**Requirements**
Exactly reproduce the line containing "Output a JSON" together with every line after it, through the end of the entries, and give nothing more.

**Dataset records**

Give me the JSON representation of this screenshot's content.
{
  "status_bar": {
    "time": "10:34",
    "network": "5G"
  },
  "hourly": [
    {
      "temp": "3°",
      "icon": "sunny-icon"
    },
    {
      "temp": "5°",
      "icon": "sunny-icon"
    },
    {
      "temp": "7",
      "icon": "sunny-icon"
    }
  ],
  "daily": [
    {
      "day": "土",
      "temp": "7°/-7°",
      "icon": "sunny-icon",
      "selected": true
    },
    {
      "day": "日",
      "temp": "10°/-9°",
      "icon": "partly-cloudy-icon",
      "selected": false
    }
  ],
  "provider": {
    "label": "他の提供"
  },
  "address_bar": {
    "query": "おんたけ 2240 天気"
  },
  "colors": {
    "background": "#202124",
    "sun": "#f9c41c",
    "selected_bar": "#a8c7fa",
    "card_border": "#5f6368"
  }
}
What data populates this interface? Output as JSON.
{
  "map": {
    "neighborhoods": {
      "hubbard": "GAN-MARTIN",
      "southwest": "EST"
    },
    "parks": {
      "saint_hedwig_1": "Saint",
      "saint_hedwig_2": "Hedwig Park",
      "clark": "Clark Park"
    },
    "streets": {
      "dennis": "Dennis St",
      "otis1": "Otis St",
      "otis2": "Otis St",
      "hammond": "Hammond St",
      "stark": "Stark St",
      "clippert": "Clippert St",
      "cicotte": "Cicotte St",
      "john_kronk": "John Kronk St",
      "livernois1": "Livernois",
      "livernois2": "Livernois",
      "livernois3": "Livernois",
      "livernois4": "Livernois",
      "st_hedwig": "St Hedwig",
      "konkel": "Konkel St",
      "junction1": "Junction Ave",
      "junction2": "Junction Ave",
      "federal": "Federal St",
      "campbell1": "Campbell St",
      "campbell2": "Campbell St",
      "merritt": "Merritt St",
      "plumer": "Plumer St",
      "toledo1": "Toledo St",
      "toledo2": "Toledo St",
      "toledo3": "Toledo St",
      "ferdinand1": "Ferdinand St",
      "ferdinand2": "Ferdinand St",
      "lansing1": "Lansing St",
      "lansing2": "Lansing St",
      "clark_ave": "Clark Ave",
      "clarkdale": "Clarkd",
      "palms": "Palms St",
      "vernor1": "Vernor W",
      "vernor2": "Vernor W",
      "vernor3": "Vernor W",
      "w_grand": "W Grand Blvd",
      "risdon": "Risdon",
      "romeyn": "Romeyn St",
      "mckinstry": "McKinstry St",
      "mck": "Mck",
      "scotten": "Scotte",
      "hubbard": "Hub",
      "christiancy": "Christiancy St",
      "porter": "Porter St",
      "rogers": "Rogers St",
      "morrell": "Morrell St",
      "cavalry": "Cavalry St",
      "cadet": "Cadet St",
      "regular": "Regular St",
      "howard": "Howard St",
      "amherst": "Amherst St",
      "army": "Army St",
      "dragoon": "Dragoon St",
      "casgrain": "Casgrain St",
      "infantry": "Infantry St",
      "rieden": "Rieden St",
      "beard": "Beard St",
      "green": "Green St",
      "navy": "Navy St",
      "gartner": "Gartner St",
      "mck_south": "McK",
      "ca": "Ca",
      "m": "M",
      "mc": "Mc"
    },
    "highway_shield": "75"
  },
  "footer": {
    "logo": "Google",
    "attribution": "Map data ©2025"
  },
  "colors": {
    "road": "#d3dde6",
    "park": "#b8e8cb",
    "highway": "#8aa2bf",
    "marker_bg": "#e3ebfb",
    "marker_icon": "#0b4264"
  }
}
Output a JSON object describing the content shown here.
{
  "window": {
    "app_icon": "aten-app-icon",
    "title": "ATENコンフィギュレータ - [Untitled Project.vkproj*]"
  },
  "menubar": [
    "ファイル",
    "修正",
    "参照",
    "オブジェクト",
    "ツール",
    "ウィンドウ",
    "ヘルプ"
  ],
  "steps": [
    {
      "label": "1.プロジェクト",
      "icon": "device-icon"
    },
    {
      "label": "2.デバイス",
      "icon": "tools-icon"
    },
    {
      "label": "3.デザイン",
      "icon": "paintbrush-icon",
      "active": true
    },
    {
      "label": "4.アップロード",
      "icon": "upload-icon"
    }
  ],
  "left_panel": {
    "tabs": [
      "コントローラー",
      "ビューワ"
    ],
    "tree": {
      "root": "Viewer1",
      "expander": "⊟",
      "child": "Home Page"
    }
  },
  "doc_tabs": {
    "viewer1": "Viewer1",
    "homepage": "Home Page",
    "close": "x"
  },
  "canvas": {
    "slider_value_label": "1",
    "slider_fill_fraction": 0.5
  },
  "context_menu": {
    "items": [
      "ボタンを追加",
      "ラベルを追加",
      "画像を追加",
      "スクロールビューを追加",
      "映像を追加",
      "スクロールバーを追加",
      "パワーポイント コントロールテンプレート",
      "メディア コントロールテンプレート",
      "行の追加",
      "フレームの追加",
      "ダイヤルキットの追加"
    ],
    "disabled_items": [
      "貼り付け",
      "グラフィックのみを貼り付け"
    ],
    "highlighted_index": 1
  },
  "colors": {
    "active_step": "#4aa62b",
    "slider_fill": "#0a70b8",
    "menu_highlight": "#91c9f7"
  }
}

**Solution to this problem**
Output a JSON object describing the content shown here.
{
  "window": {
    "app_icon": "aten-app-icon",
    "title": "ATENコンフィギュレータ - [Untitled Project.vkproj*]"
  },
  "menubar": [
    "ファイル",
    "修正",
    "参照",
    "オブジェクト",
    "ツール",
    "ウィンドウ",
    "ヘルプ"
  ],
  "steps": [
    {
      "label": "1.プロジェクト",
      "icon": "device-icon"
    },
    {
      "label": "2.デバイス",
      "icon": "tools-icon"
    },
    {
      "label": "3.デザイン",
      "icon": "paintbrush-icon",
      "active": true
    },
    {
      "label": "4.アップロード",
      "icon": "upload-icon"
    }
  ],
  "left_panel": {
    "tabs": [
      "コントローラー",
      "ビューワ"
    ],
    "tree": {
      "root": "Viewer1",
      "expander": "⊟",
      "child": "Home Page"
    }
  },
  "doc_tabs": {
    "viewer1": "Viewer1",
    "homepage": "Home Page",
    "close": "x"
  },
  "canvas": {
    "slider_value_label": "1",
    "slider_fill_fraction": 0.5
  },
  "context_menu": {
    "items": [
      "ボタンを追加",
      "ラベルを追加",
      "画像を追加",
      "スクロールビューを追加",
      "映像を追加",
      "スクロールバーを追加",
      "パワーポイント コントロールテンプレート",
      "メディア コントロールテンプレート",
      "行の追加",
      "フレームの追加",
      "ダイヤルキットの追加"
    ],
    "disabled_items": [
      "貼り付け",
      "グラフィックのみを貼り付け"
    ],
    "highlighted_index": 1
  },
  "colors": {
    "active_step": "#4aa62b",
    "slider_fill": "#0a70b8",
    "menu_highlight": "#91c9f7"
  }
}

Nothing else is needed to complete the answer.